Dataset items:
##############################
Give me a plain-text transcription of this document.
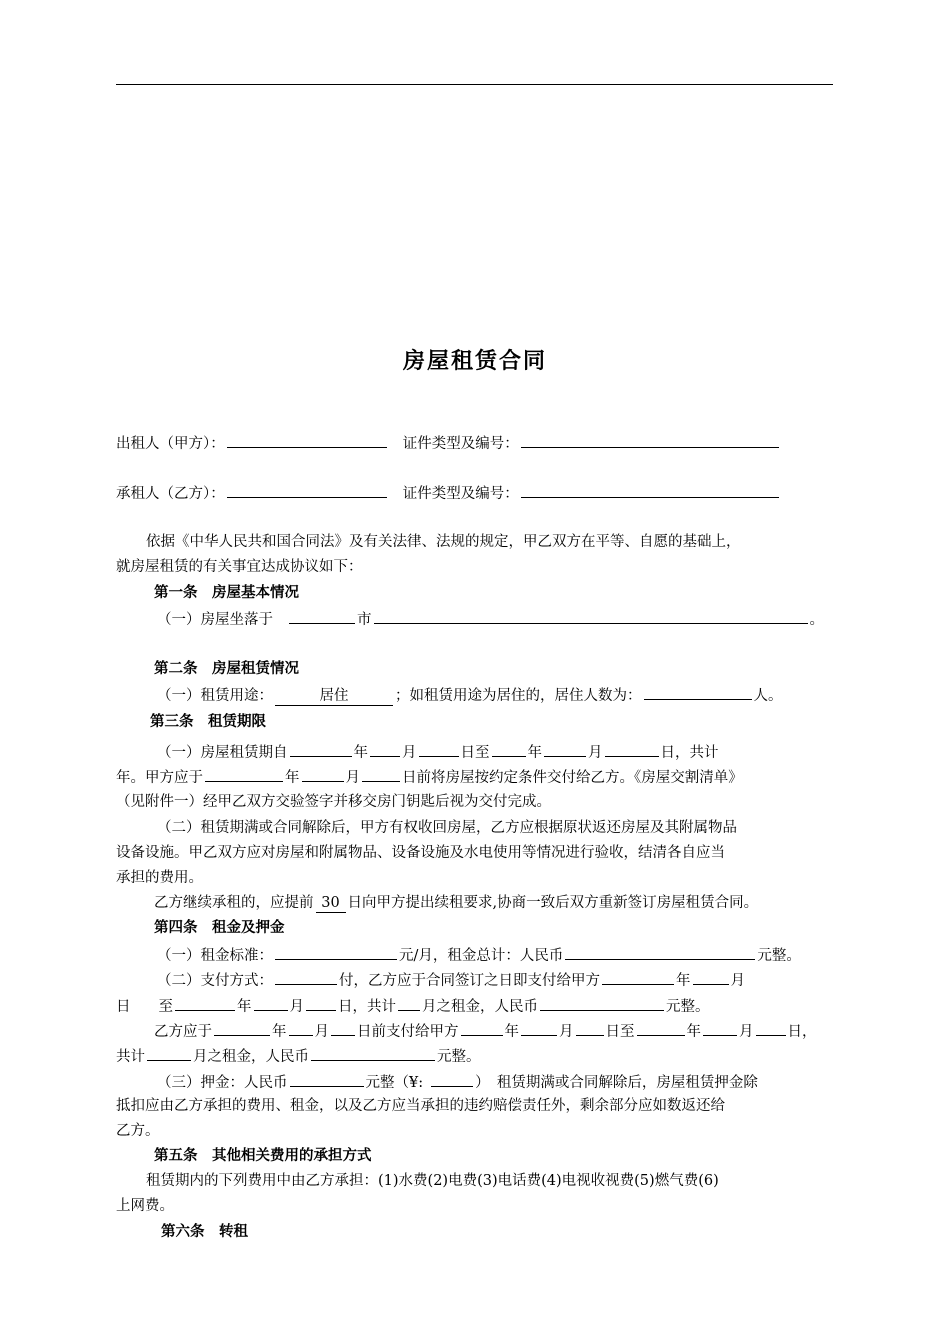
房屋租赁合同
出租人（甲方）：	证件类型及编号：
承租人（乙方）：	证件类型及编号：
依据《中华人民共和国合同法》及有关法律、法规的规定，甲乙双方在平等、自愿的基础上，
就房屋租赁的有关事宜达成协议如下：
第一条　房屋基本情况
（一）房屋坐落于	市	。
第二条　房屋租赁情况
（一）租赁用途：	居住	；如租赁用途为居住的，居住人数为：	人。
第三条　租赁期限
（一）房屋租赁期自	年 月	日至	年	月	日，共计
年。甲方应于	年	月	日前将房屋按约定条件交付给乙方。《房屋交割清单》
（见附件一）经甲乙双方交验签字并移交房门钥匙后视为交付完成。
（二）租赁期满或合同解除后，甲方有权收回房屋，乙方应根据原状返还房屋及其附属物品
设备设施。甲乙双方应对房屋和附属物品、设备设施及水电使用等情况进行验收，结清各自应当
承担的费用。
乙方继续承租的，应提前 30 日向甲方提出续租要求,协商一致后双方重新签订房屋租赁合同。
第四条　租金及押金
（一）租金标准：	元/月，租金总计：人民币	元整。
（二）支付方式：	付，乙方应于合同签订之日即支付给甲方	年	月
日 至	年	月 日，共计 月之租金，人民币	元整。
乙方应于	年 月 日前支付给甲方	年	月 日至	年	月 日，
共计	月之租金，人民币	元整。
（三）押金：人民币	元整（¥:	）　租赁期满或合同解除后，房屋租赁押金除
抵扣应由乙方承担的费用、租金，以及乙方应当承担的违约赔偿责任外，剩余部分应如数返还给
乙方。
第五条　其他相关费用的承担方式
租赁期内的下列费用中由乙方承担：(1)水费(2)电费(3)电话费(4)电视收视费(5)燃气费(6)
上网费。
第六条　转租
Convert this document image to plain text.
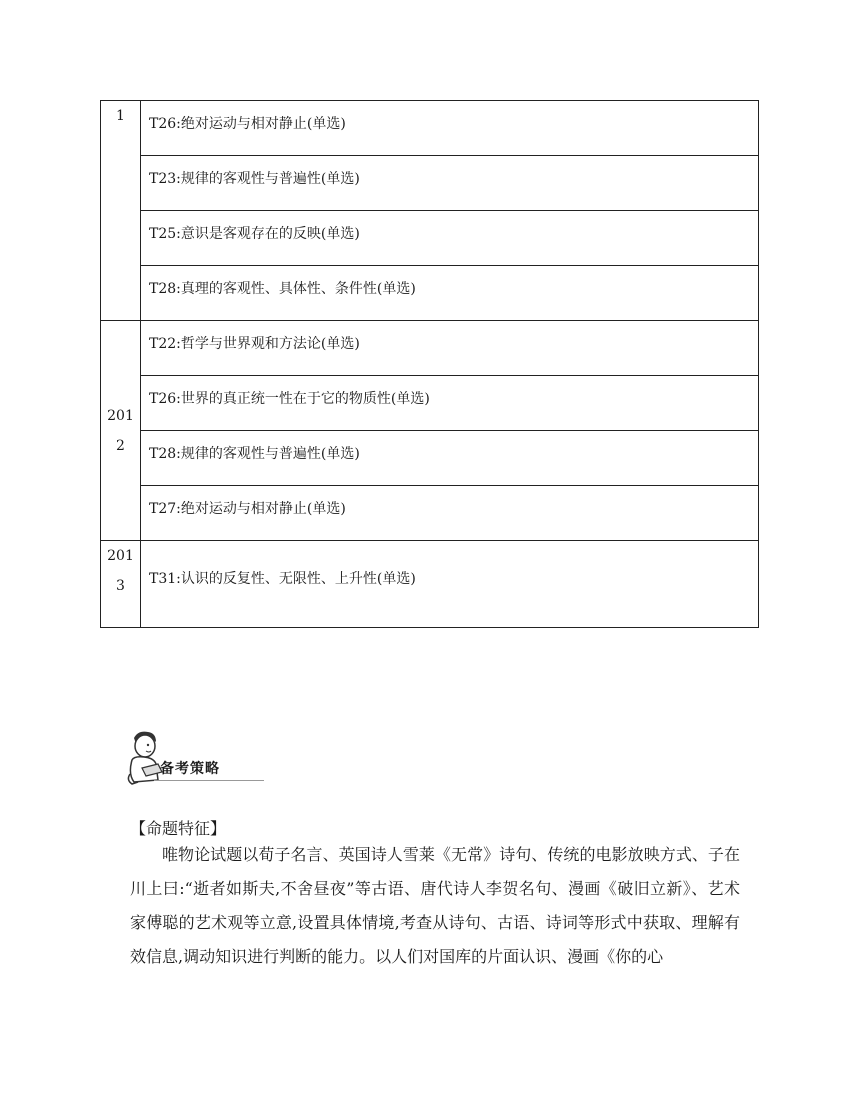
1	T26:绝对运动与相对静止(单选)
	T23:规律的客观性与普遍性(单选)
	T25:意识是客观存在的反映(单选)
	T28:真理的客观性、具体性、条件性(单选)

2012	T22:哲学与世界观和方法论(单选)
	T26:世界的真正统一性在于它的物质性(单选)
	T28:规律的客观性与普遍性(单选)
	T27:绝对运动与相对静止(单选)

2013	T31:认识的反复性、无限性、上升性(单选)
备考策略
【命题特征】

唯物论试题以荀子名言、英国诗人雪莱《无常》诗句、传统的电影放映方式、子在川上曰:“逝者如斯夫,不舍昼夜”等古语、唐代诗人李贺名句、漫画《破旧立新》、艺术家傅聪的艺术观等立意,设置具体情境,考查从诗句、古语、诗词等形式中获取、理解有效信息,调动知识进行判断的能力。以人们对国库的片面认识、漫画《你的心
##############################
#### [JOB]
Reproduce each line exactly as it appears, omitting the pictures.

#### [EXERCISE OUTPUT]
Give me a plain-text transcription of this document.
房屋租赁合同
出租人（甲方）：	证件类型及编号：
承租人（乙方）：	证件类型及编号：
依据《中华人民共和国合同法》及有关法律、法规的规定，甲乙双方在平等、自愿的基础上，
就房屋租赁的有关事宜达成协议如下：
第一条　房屋基本情况
（一）房屋坐落于	市	。
第二条　房屋租赁情况
（一）租赁用途：	居住	；如租赁用途为居住的，居住人数为：	人。
第三条　租赁期限
（一）房屋租赁期自	年 月	日至	年	月	日，共计
年。甲方应于	年	月	日前将房屋按约定条件交付给乙方。《房屋交割清单》
（见附件一）经甲乙双方交验签字并移交房门钥匙后视为交付完成。
（二）租赁期满或合同解除后，甲方有权收回房屋，乙方应根据原状返还房屋及其附属物品
设备设施。甲乙双方应对房屋和附属物品、设备设施及水电使用等情况进行验收，结清各自应当
承担的费用。
乙方继续承租的，应提前 30 日向甲方提出续租要求,协商一致后双方重新签订房屋租赁合同。
第四条　租金及押金
（一）租金标准：	元/月，租金总计：人民币	元整。
（二）支付方式：	付，乙方应于合同签订之日即支付给甲方	年	月
日 至	年	月 日，共计 月之租金，人民币	元整。
乙方应于	年 月 日前支付给甲方	年	月 日至	年	月 日，
共计	月之租金，人民币	元整。
（三）押金：人民币	元整（¥:	）　租赁期满或合同解除后，房屋租赁押金除
抵扣应由乙方承担的费用、租金，以及乙方应当承担的违约赔偿责任外，剩余部分应如数返还给
乙方。
第五条　其他相关费用的承担方式
租赁期内的下列费用中由乙方承担：(1)水费(2)电费(3)电话费(4)电视收视费(5)燃气费(6)
上网费。
第六条　转租
Convert this document image to plain text.
1	T26:绝对运动与相对静止(单选)
	T23:规律的客观性与普遍性(单选)
	T25:意识是客观存在的反映(单选)
	T28:真理的客观性、具体性、条件性(单选)

2012	T22:哲学与世界观和方法论(单选)
	T26:世界的真正统一性在于它的物质性(单选)
	T28:规律的客观性与普遍性(单选)
	T27:绝对运动与相对静止(单选)

2013	T31:认识的反复性、无限性、上升性(单选)
备考策略
【命题特征】

唯物论试题以荀子名言、英国诗人雪莱《无常》诗句、传统的电影放映方式、子在川上曰:“逝者如斯夫,不舍昼夜”等古语、唐代诗人李贺名句、漫画《破旧立新》、艺术家傅聪的艺术观等立意,设置具体情境,考查从诗句、古语、诗词等形式中获取、理解有效信息,调动知识进行判断的能力。以人们对国库的片面认识、漫画《你的心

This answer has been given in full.